Are p-values below 0.05 increasing, or p-values above 0.05 decreasing?
De Winter
and Dodou (2015) show there is a relatively stronger increase in p-values between 0.041-0.049 than
between 0.051-0.059 (see for example Figure 9, reproduced below). The data is
clear, but the reason for this difference is not. Are p-values below 0.05 increasing more, or are p-values above 0.05 increasing less? A direct comparison is
difficult, because the percentage of papers reporting p-values below 0.05 can increase due to an increase in p-hacking, but also due to an increase
in publication bias. If publication bias increases, and people report less
non-significant results, the percentage of papers reporting p-values smaller than 0.05 will also
increase, even if there is no increase in p-hacking.
Indeed, Fanelli (2012) has shown negative results have been disappearing from
the literature between 1990-2007, which would explain the relative differences
in p-values between 0.041-0.049 and
0.051-0.059 observed by De Winter and Dodou (2015).
We can
examine the alternative explanation that the relative differences observed are due
to publication bias increasing, instead of due to an increase in p-hacking, by comparing the relative
differences between p-values between
0.031-0.039 and 0.041-0.049 over the years on the one hand, and 0.051-0.059 and
0.061-0.069 on the other hand. If there is an increase in p-hacking, the biggest differences should be observed below 0.05
(in line with the idea of a surge of p-values
between 0.041-0.049.
However, there are reasons to assume the biggest difference might occur in p-values just above 0.05. As Lakens
(2014) noted, there seems to be some tolerance for p-values just above 0.05 to be published, as indicated by a higher
prevalence of p-values between
0.051-0.059 than would be expected based on the power of statistical tests and
an equal reduction of all p-values
above 0.05. If publication bias becomes more severe, we might expect a
reduction in the tolerance for p-values
just above 0.05, which would lead to the largest changes in ratios above 0.05. The spreadsheets and datafiles used to re-analyze and reconstruct the data is available on the OSF.

PROBLEM STATEMENT ▸ Rewrite the stretch of the p-value passage from "Are p-values below 0.05 increasing, or" through "increase in p-hacking.", changing "publication bias" to "file-drawer bias". The listing comes from a different source than the p-value passage.

DATASET CONTENT ▸

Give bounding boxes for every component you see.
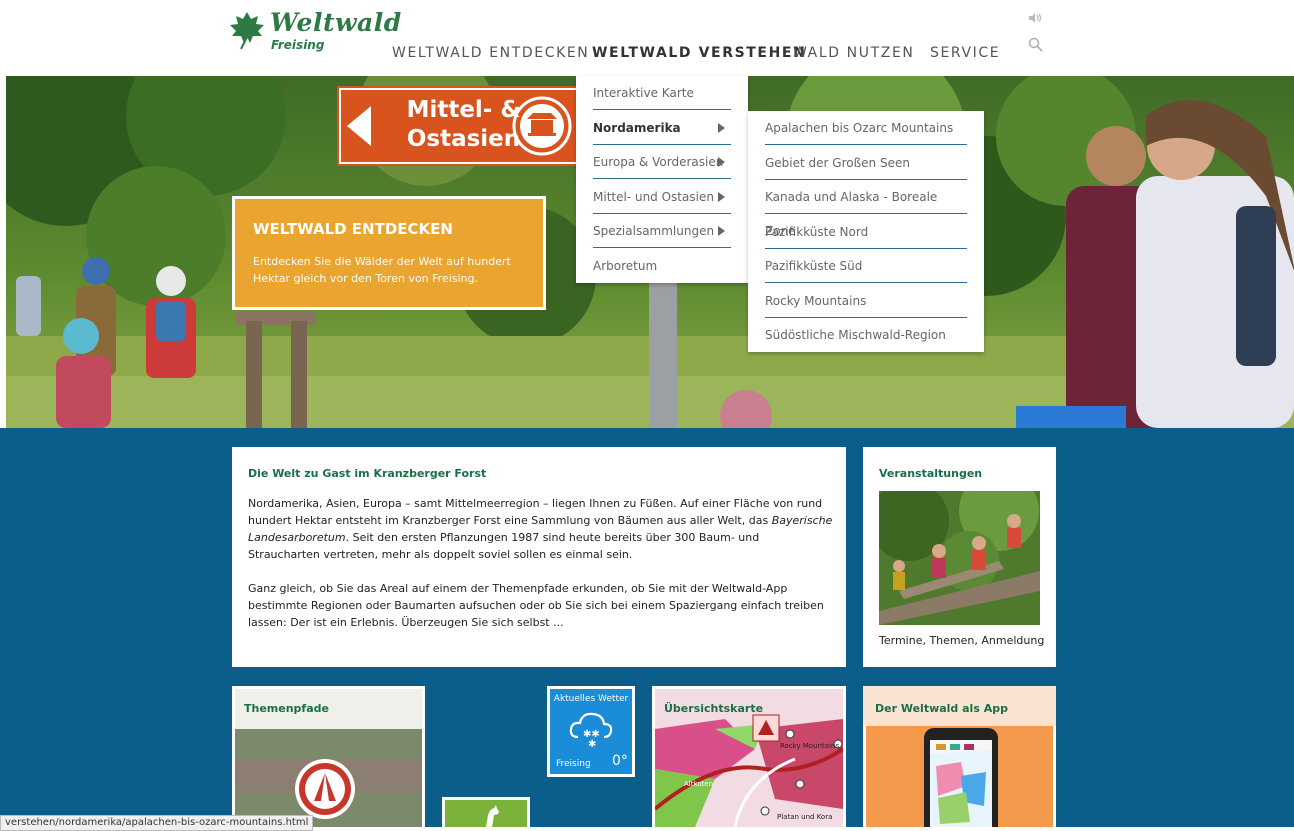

RESPONSE TO THIS EXERCISE ▸
Are p-values below 0.05 increasing, or p-values above 0.05 decreasing?
De Winter
and Dodou (2015) show there is a relatively stronger increase in p-values between 0.041-0.049 than
between 0.051-0.059 (see for example Figure 9, reproduced below). The data is
clear, but the reason for this difference is not. Are p-values below 0.05 increasing more, or are p-values above 0.05 increasing less? A direct comparison is
difficult, because the percentage of papers reporting p-values below 0.05 can increase due to an increase in p-hacking, but also due to an increase
in file-drawer bias. If file-drawer bias increases, and people report less
non-significant results, the percentage of papers reporting p-values smaller than 0.05 will also
increase, even if there is no increase in p-hacking.